[Dataset excerpts]
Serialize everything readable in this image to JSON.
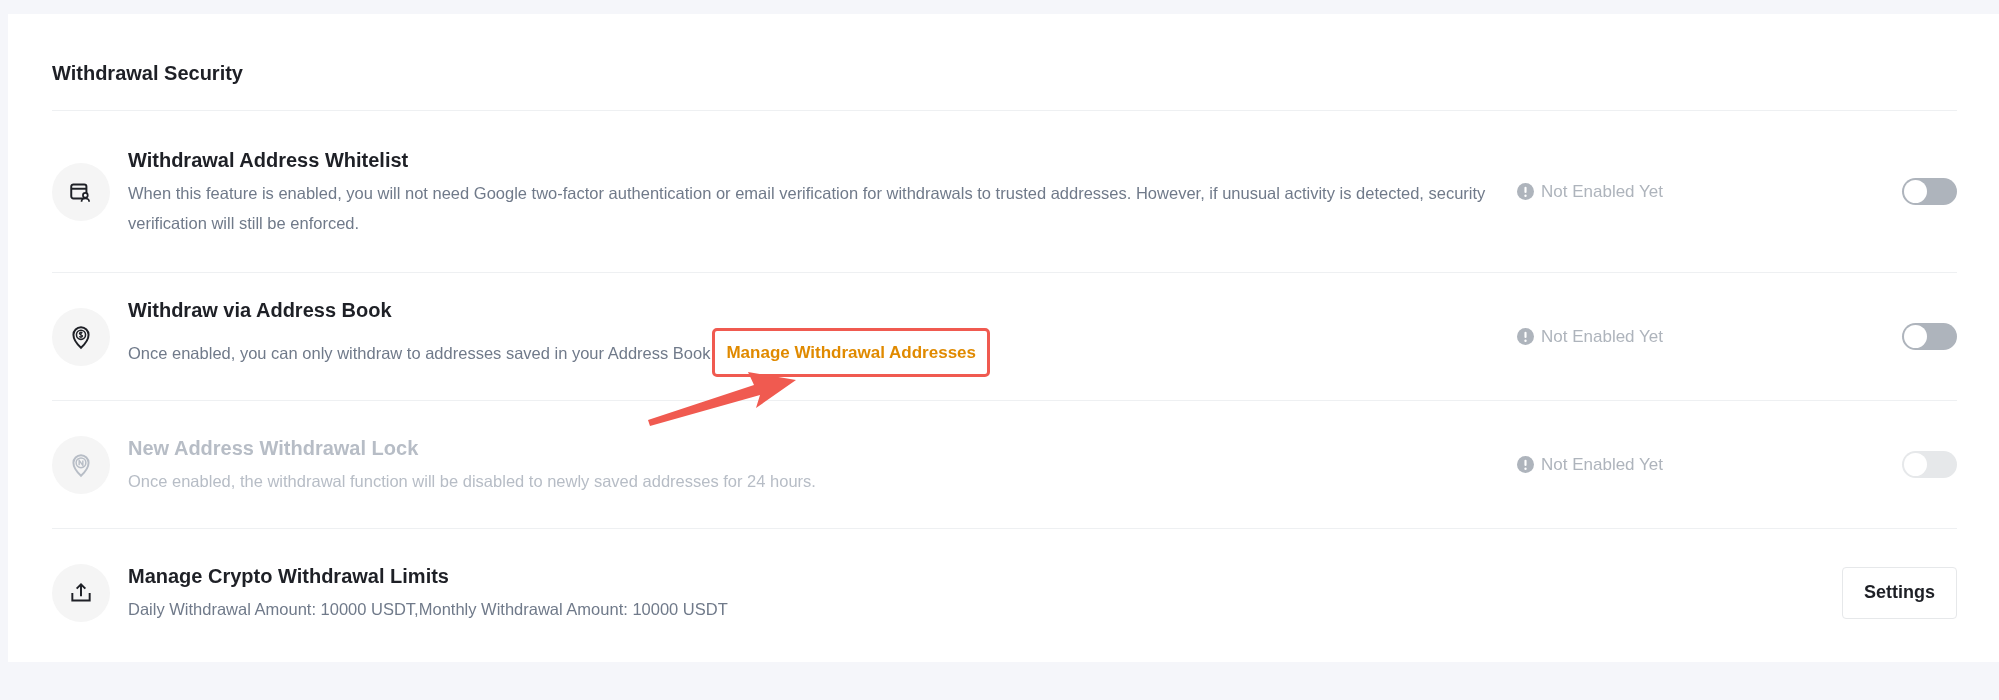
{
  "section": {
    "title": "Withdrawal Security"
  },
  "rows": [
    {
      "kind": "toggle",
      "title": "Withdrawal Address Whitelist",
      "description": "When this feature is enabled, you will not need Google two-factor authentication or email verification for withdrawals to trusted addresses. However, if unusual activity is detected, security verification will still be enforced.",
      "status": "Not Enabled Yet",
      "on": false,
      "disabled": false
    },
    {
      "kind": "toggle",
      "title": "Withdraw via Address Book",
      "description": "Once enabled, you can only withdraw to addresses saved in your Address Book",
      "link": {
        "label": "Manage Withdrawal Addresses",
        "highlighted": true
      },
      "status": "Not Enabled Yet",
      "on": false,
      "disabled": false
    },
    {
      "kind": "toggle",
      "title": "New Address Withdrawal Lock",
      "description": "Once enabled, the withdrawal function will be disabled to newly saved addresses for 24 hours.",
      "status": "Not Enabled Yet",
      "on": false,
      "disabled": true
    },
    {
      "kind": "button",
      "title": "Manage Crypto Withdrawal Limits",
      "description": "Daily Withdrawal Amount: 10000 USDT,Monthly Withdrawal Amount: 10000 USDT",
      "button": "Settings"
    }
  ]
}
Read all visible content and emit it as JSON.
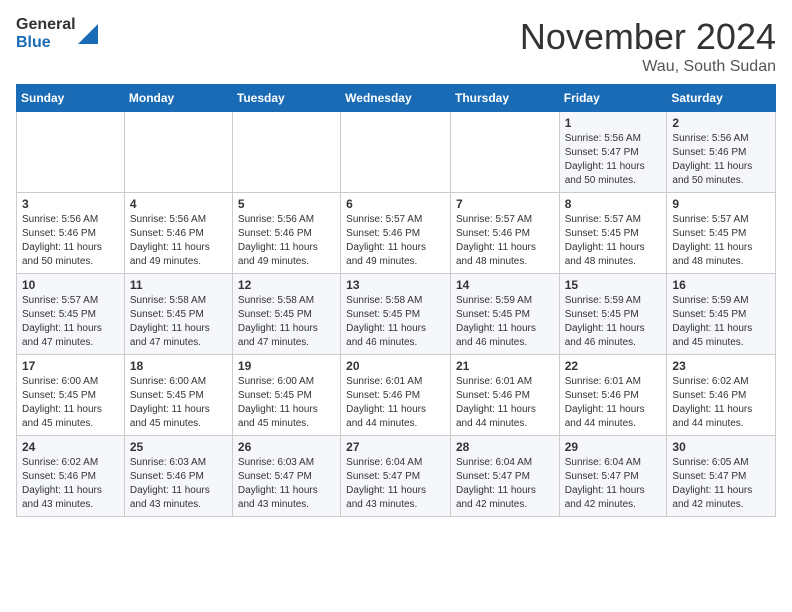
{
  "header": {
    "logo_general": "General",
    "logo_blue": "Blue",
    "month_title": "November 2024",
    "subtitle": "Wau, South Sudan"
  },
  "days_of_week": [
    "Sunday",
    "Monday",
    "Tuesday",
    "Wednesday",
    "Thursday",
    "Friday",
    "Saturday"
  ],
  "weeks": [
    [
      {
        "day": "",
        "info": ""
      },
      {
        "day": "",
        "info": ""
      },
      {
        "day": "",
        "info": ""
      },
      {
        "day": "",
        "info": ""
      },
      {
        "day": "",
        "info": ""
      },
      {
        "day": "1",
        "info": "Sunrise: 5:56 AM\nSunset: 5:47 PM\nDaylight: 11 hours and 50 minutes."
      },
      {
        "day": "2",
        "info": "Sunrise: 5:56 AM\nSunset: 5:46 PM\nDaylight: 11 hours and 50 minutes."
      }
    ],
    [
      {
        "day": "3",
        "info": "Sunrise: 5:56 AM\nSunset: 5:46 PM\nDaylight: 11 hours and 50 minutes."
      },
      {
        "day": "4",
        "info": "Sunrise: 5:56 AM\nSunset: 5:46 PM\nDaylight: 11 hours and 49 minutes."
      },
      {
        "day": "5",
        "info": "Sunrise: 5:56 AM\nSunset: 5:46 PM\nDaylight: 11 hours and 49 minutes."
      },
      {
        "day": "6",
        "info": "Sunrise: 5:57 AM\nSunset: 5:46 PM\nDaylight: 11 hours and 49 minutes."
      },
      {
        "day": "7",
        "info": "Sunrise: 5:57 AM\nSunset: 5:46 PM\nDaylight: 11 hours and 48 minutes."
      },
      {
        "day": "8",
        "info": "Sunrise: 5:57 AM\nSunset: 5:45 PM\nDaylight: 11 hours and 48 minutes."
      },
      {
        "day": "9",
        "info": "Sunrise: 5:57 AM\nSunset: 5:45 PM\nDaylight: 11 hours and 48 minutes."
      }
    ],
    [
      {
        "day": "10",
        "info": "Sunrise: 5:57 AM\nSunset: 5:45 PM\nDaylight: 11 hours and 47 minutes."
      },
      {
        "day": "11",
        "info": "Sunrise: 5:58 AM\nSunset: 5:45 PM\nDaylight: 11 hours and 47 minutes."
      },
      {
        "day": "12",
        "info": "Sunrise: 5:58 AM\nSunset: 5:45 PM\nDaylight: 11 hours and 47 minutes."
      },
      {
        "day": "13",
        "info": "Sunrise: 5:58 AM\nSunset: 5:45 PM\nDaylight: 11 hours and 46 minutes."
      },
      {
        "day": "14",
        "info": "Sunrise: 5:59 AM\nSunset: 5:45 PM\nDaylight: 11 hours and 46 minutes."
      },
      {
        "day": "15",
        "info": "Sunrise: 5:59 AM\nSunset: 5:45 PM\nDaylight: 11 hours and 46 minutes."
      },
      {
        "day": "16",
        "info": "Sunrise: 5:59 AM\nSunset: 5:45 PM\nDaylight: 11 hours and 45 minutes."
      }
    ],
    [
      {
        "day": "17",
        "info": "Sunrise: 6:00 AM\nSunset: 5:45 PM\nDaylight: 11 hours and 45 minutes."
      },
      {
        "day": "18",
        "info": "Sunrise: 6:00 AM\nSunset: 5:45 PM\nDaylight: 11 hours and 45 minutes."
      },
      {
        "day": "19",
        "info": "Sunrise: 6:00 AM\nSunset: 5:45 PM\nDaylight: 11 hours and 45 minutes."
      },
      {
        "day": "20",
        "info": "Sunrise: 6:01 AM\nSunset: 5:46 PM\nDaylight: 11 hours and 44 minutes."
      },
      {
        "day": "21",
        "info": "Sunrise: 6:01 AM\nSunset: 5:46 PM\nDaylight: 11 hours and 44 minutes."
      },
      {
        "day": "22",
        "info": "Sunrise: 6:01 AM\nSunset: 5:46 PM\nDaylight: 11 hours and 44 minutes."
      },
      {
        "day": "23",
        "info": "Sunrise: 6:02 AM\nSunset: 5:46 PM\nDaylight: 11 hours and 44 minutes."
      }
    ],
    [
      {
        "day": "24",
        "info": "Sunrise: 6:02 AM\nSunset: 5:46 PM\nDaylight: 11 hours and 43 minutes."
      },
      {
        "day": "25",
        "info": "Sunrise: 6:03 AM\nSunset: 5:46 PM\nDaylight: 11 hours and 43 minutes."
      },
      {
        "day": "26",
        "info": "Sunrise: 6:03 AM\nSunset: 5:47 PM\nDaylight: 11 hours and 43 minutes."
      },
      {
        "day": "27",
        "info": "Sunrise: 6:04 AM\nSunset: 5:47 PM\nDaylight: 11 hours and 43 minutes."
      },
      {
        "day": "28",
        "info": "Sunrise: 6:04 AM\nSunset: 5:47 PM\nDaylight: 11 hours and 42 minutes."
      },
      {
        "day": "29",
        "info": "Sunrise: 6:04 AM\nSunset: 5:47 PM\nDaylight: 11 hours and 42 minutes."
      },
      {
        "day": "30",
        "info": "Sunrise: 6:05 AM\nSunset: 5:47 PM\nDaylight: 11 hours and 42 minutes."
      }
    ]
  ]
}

* * *

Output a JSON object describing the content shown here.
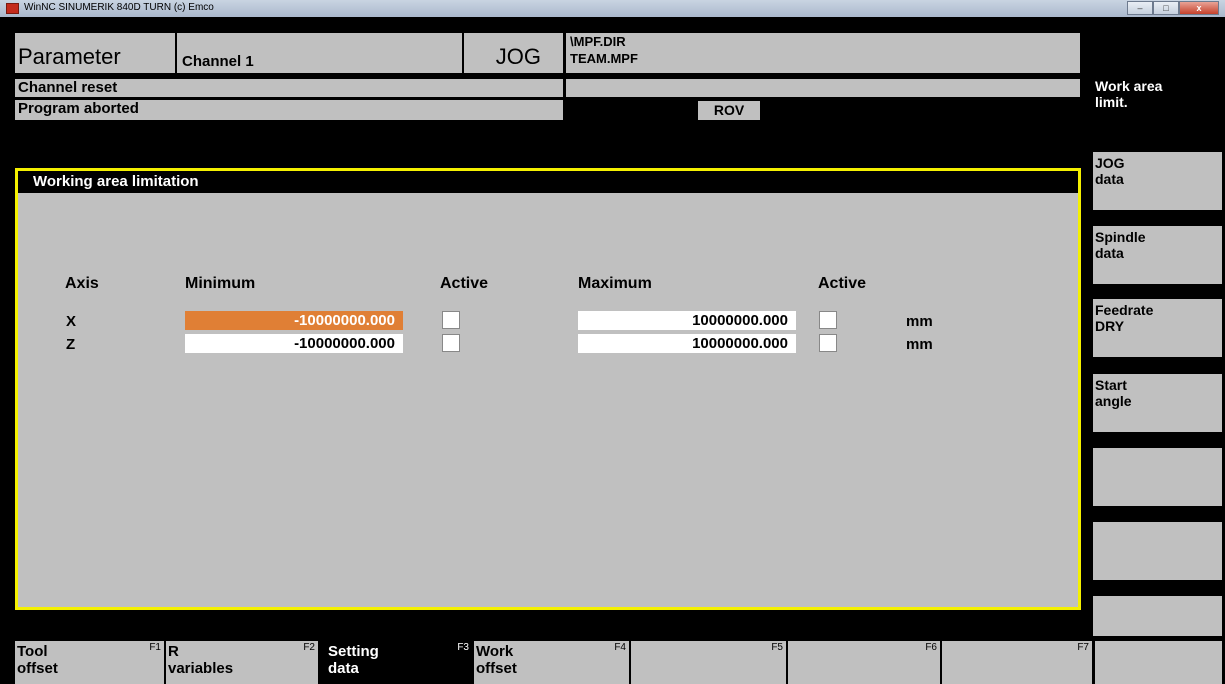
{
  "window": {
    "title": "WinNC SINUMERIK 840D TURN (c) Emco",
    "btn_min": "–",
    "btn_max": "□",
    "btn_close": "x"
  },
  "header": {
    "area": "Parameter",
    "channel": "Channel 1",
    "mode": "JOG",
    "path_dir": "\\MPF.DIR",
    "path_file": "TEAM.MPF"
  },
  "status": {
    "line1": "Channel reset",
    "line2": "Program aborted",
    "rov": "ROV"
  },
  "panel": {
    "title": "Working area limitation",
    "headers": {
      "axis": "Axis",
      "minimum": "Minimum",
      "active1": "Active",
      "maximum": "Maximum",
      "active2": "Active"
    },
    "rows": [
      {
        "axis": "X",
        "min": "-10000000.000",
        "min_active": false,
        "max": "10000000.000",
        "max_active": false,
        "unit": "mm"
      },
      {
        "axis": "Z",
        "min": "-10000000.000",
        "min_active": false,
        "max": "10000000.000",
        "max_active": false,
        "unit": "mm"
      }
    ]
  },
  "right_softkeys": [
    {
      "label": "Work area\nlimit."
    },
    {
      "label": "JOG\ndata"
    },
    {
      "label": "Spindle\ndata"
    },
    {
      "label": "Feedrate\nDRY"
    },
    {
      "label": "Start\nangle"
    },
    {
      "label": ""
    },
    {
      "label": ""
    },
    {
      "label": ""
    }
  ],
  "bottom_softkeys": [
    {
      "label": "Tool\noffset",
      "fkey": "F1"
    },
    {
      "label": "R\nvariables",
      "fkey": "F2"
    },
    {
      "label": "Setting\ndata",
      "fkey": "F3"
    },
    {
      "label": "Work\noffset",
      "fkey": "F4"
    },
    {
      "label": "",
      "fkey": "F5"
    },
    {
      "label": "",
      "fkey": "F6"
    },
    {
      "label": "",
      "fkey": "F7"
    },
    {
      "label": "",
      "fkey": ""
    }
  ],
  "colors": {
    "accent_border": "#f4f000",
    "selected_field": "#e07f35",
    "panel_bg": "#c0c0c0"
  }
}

Instructions for the task: Isolate each line of the listing above that includes "Manage". Copy it.

Expected answer:
        "label": "Manage Withdrawal Addresses",
      "title": "Manage Crypto Withdrawal Limits",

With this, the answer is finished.